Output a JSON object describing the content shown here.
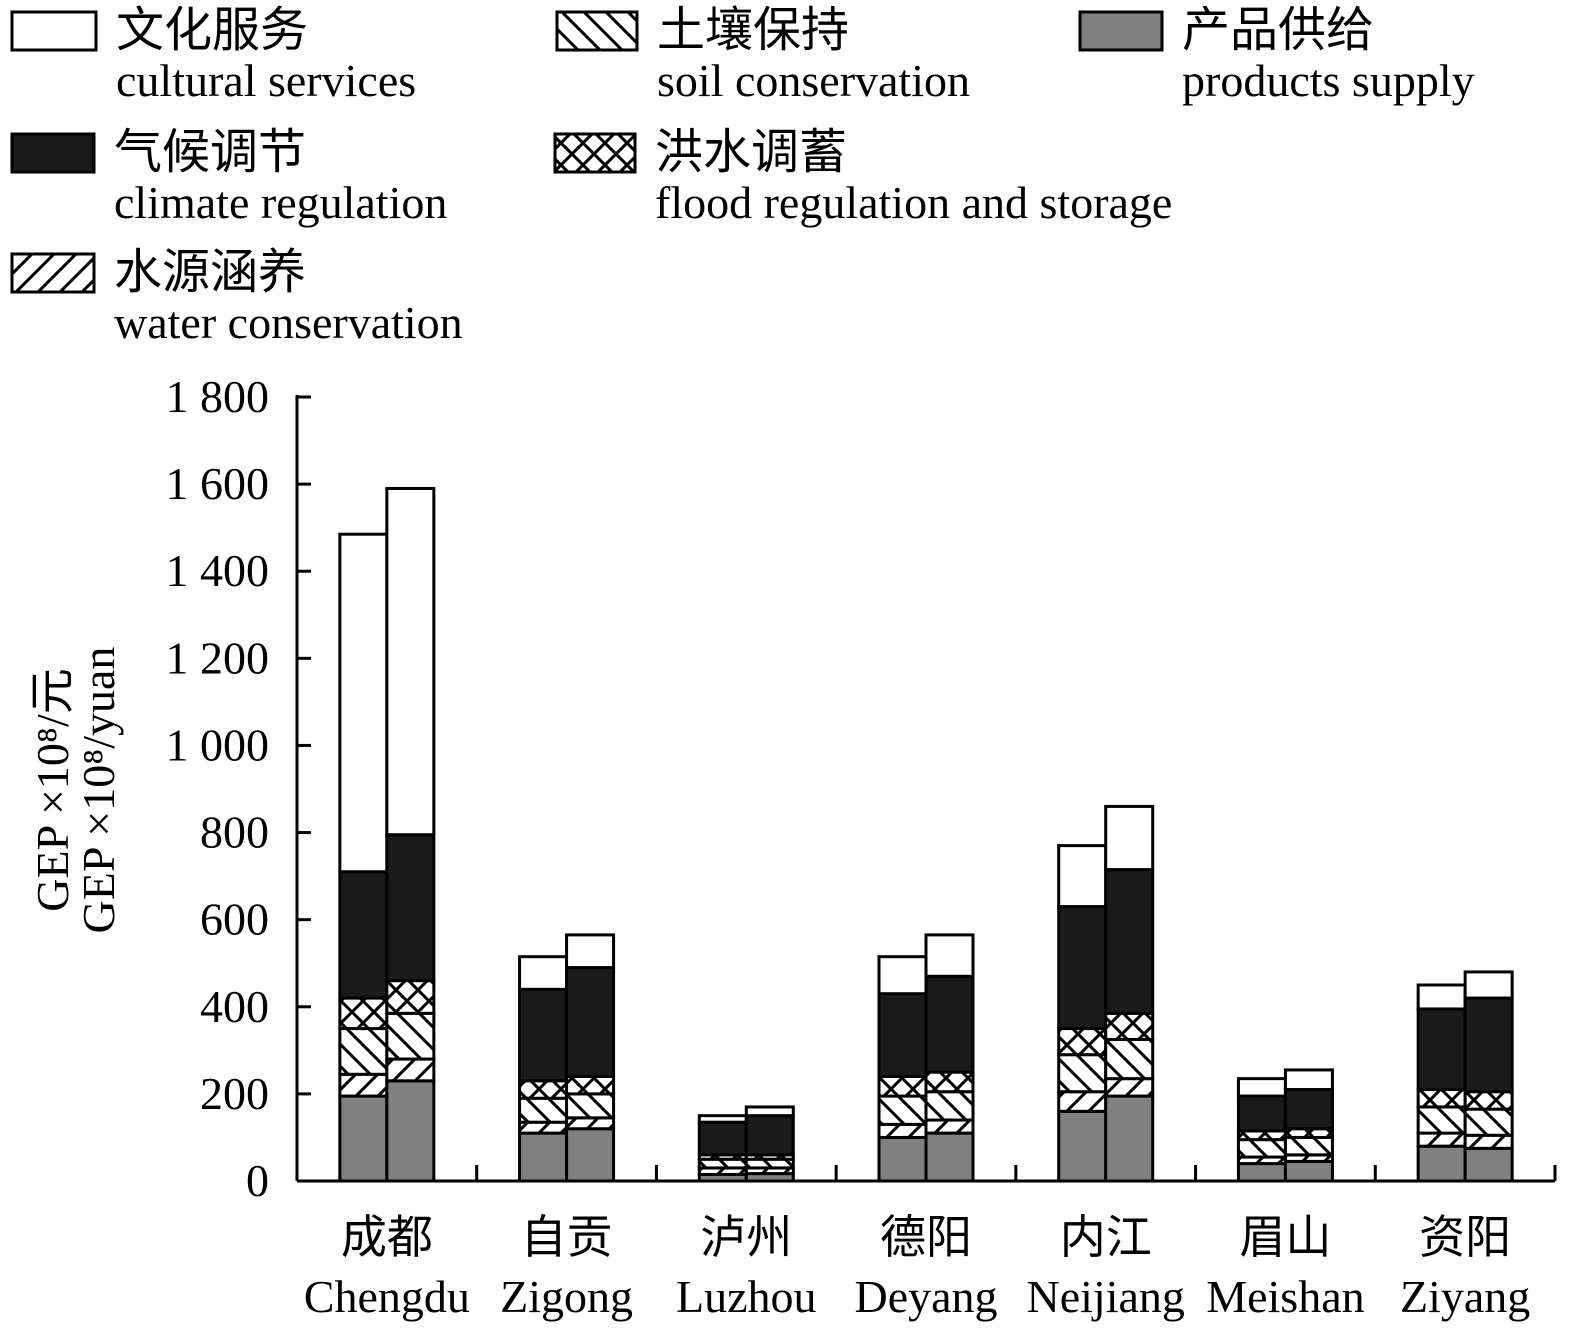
{
  "chart_data": {
    "type": "bar",
    "stacked": true,
    "grouped": true,
    "bars_per_category": 2,
    "ylabel_cn": "GEP ×10⁸/元",
    "ylabel_en": "GEP ×10⁸/yuan",
    "ylim": [
      0,
      1800
    ],
    "yticks": [
      0,
      200,
      400,
      600,
      800,
      1000,
      1200,
      1400,
      1600,
      1800
    ],
    "ytick_labels": [
      "0",
      "200",
      "400",
      "600",
      "800",
      "1 000",
      "1 200",
      "1 400",
      "1 600",
      "1 800"
    ],
    "categories": [
      {
        "cn": "成都",
        "en": "Chengdu"
      },
      {
        "cn": "自贡",
        "en": "Zigong"
      },
      {
        "cn": "泸州",
        "en": "Luzhou"
      },
      {
        "cn": "德阳",
        "en": "Deyang"
      },
      {
        "cn": "内江",
        "en": "Neijiang"
      },
      {
        "cn": "眉山",
        "en": "Meishan"
      },
      {
        "cn": "资阳",
        "en": "Ziyang"
      }
    ],
    "series": [
      {
        "key": "products",
        "cn": "产品供给",
        "en": "products supply",
        "color": "#808080",
        "pattern": "solid-gray",
        "values": [
          [
            195,
            230
          ],
          [
            110,
            120
          ],
          [
            15,
            17
          ],
          [
            100,
            110
          ],
          [
            160,
            195
          ],
          [
            40,
            45
          ],
          [
            80,
            75
          ]
        ]
      },
      {
        "key": "water",
        "cn": "水源涵养",
        "en": "water conservation",
        "color": "#000000",
        "pattern": "diag-right",
        "values": [
          [
            50,
            50
          ],
          [
            25,
            25
          ],
          [
            15,
            13
          ],
          [
            30,
            30
          ],
          [
            45,
            40
          ],
          [
            15,
            15
          ],
          [
            30,
            30
          ]
        ]
      },
      {
        "key": "soil",
        "cn": "土壤保持",
        "en": "soil conservation",
        "color": "#000000",
        "pattern": "diag-left",
        "values": [
          [
            105,
            105
          ],
          [
            55,
            55
          ],
          [
            20,
            20
          ],
          [
            65,
            65
          ],
          [
            85,
            90
          ],
          [
            40,
            40
          ],
          [
            60,
            60
          ]
        ]
      },
      {
        "key": "flood",
        "cn": "洪水调蓄",
        "en": "flood regulation and storage",
        "color": "#000000",
        "pattern": "crosshatch",
        "values": [
          [
            70,
            75
          ],
          [
            40,
            40
          ],
          [
            10,
            10
          ],
          [
            45,
            45
          ],
          [
            60,
            60
          ],
          [
            20,
            20
          ],
          [
            40,
            40
          ]
        ]
      },
      {
        "key": "climate",
        "cn": "气候调节",
        "en": "climate regulation",
        "color": "#1a1a1a",
        "pattern": "solid-black",
        "values": [
          [
            290,
            335
          ],
          [
            210,
            250
          ],
          [
            75,
            90
          ],
          [
            190,
            220
          ],
          [
            280,
            330
          ],
          [
            80,
            90
          ],
          [
            185,
            215
          ]
        ]
      },
      {
        "key": "cultural",
        "cn": "文化服务",
        "en": "cultural services",
        "color": "#ffffff",
        "pattern": "solid-white",
        "values": [
          [
            775,
            795
          ],
          [
            75,
            75
          ],
          [
            15,
            20
          ],
          [
            85,
            95
          ],
          [
            140,
            145
          ],
          [
            40,
            45
          ],
          [
            55,
            60
          ]
        ]
      }
    ]
  },
  "legend": {
    "items": [
      {
        "key": "cultural",
        "cn": "文化服务",
        "en": "cultural services"
      },
      {
        "key": "soil",
        "cn": "土壤保持",
        "en": "soil conservation"
      },
      {
        "key": "products",
        "cn": "产品供给",
        "en": "products supply"
      },
      {
        "key": "climate",
        "cn": "气候调节",
        "en": "climate regulation"
      },
      {
        "key": "flood",
        "cn": "洪水调蓄",
        "en": "flood regulation and storage"
      },
      {
        "key": "water",
        "cn": "水源涵养",
        "en": "water conservation"
      }
    ]
  }
}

STATED EXERCISE ->
In how many lines of the data does the string "supply" appear? Give only the number.

THE REPLY ->
2